-------- EXTRACTED MATERIAL --------

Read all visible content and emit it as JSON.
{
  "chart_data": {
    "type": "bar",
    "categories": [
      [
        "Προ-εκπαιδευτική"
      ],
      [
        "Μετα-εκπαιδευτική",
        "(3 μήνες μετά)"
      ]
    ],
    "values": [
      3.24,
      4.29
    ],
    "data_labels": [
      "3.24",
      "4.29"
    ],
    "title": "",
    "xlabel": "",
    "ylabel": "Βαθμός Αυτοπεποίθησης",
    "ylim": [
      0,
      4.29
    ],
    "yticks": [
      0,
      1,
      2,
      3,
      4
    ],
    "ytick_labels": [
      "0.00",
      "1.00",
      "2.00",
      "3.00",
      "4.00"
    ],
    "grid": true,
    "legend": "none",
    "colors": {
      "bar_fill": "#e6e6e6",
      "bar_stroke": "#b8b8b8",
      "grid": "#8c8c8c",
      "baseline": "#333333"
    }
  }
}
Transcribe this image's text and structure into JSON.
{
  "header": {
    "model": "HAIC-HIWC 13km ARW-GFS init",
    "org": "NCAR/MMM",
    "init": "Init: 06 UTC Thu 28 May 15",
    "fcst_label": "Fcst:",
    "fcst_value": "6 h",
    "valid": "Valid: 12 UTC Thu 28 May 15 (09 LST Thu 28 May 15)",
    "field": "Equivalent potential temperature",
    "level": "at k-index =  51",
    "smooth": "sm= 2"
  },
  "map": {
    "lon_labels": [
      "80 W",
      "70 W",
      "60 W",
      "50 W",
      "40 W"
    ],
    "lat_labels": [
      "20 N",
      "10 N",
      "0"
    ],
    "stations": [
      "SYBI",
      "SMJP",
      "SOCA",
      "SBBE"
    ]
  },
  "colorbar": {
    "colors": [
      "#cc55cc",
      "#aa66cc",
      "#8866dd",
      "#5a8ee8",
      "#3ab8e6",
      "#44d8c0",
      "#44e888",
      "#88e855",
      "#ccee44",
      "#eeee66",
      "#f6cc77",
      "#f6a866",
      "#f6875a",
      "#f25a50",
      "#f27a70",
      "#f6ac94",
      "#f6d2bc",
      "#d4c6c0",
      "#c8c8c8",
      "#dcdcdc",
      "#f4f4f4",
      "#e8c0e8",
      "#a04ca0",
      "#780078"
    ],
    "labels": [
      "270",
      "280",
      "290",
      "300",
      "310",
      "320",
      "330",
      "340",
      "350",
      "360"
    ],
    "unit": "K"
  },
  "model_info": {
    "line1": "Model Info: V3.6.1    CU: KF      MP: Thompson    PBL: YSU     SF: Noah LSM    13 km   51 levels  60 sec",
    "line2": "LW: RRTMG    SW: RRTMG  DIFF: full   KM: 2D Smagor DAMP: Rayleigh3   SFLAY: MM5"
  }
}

--------

WRITTEN REQUEST
Extract the full listing and reproduce each line exactly.

COMPLETED EXERCISE
Read all visible content and emit it as JSON.
{
  "chart_data": {
    "type": "bar",
    "categories": [
      [
        "Προ-εκπαιδευτική"
      ],
      [
        "Μετα-εκπαιδευτική",
        "(3 μήνες μετά)"
      ]
    ],
    "values": [
      3.24,
      4.29
    ],
    "data_labels": [
      "3.24",
      "4.29"
    ],
    "title": "",
    "xlabel": "",
    "ylabel": "Βαθμός Αυτοπεποίθησης",
    "ylim": [
      0,
      4.29
    ],
    "yticks": [
      0,
      1,
      2,
      3,
      4
    ],
    "ytick_labels": [
      "0.00",
      "1.00",
      "2.00",
      "3.00",
      "4.00"
    ],
    "grid": true,
    "legend": "none",
    "colors": {
      "bar_fill": "#e6e6e6",
      "bar_stroke": "#b8b8b8",
      "grid": "#8c8c8c",
      "baseline": "#333333"
    }
  }
}
Transcribe this image's text and structure into JSON.
{
  "header": {
    "model": "HAIC-HIWC 13km ARW-GFS init",
    "org": "NCAR/MMM",
    "init": "Init: 06 UTC Thu 28 May 15",
    "fcst_label": "Fcst:",
    "fcst_value": "6 h",
    "valid": "Valid: 12 UTC Thu 28 May 15 (09 LST Thu 28 May 15)",
    "field": "Equivalent potential temperature",
    "level": "at k-index =  51",
    "smooth": "sm= 2"
  },
  "map": {
    "lon_labels": [
      "80 W",
      "70 W",
      "60 W",
      "50 W",
      "40 W"
    ],
    "lat_labels": [
      "20 N",
      "10 N",
      "0"
    ],
    "stations": [
      "SYBI",
      "SMJP",
      "SOCA",
      "SBBE"
    ]
  },
  "colorbar": {
    "colors": [
      "#cc55cc",
      "#aa66cc",
      "#8866dd",
      "#5a8ee8",
      "#3ab8e6",
      "#44d8c0",
      "#44e888",
      "#88e855",
      "#ccee44",
      "#eeee66",
      "#f6cc77",
      "#f6a866",
      "#f6875a",
      "#f25a50",
      "#f27a70",
      "#f6ac94",
      "#f6d2bc",
      "#d4c6c0",
      "#c8c8c8",
      "#dcdcdc",
      "#f4f4f4",
      "#e8c0e8",
      "#a04ca0",
      "#780078"
    ],
    "labels": [
      "270",
      "280",
      "290",
      "300",
      "310",
      "320",
      "330",
      "340",
      "350",
      "360"
    ],
    "unit": "K"
  },
  "model_info": {
    "line1": "Model Info: V3.6.1    CU: KF      MP: Thompson    PBL: YSU     SF: Noah LSM    13 km   51 levels  60 sec",
    "line2": "LW: RRTMG    SW: RRTMG  DIFF: full   KM: 2D Smagor DAMP: Rayleigh3   SFLAY: MM5"
  }
}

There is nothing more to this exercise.